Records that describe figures
══════

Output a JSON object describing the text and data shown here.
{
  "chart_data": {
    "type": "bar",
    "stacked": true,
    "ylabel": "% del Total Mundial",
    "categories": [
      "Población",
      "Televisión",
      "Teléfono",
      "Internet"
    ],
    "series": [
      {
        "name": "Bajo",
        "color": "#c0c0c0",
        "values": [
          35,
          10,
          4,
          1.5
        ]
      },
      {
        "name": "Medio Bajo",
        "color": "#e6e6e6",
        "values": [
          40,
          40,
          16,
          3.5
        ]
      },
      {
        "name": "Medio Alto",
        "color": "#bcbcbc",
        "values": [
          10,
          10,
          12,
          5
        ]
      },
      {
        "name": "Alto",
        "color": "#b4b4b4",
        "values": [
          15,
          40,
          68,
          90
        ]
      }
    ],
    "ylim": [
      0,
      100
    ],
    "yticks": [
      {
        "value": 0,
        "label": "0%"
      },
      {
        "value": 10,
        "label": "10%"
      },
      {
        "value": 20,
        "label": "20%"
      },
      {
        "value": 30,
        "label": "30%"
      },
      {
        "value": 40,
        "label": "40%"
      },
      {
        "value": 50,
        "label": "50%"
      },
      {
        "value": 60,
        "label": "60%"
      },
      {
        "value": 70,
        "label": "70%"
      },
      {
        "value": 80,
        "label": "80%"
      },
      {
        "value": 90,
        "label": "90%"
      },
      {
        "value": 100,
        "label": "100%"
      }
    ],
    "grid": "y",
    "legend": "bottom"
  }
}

══════

What you will do> Extract every line above exactly as it stands.

Exercise answer>
Output a JSON object describing the text and data shown here.
{
  "chart_data": {
    "type": "bar",
    "stacked": true,
    "ylabel": "% del Total Mundial",
    "categories": [
      "Población",
      "Televisión",
      "Teléfono",
      "Internet"
    ],
    "series": [
      {
        "name": "Bajo",
        "color": "#c0c0c0",
        "values": [
          35,
          10,
          4,
          1.5
        ]
      },
      {
        "name": "Medio Bajo",
        "color": "#e6e6e6",
        "values": [
          40,
          40,
          16,
          3.5
        ]
      },
      {
        "name": "Medio Alto",
        "color": "#bcbcbc",
        "values": [
          10,
          10,
          12,
          5
        ]
      },
      {
        "name": "Alto",
        "color": "#b4b4b4",
        "values": [
          15,
          40,
          68,
          90
        ]
      }
    ],
    "ylim": [
      0,
      100
    ],
    "yticks": [
      {
        "value": 0,
        "label": "0%"
      },
      {
        "value": 10,
        "label": "10%"
      },
      {
        "value": 20,
        "label": "20%"
      },
      {
        "value": 30,
        "label": "30%"
      },
      {
        "value": 40,
        "label": "40%"
      },
      {
        "value": 50,
        "label": "50%"
      },
      {
        "value": 60,
        "label": "60%"
      },
      {
        "value": 70,
        "label": "70%"
      },
      {
        "value": 80,
        "label": "80%"
      },
      {
        "value": 90,
        "label": "90%"
      },
      {
        "value": 100,
        "label": "100%"
      }
    ],
    "grid": "y",
    "legend": "bottom"
  }
}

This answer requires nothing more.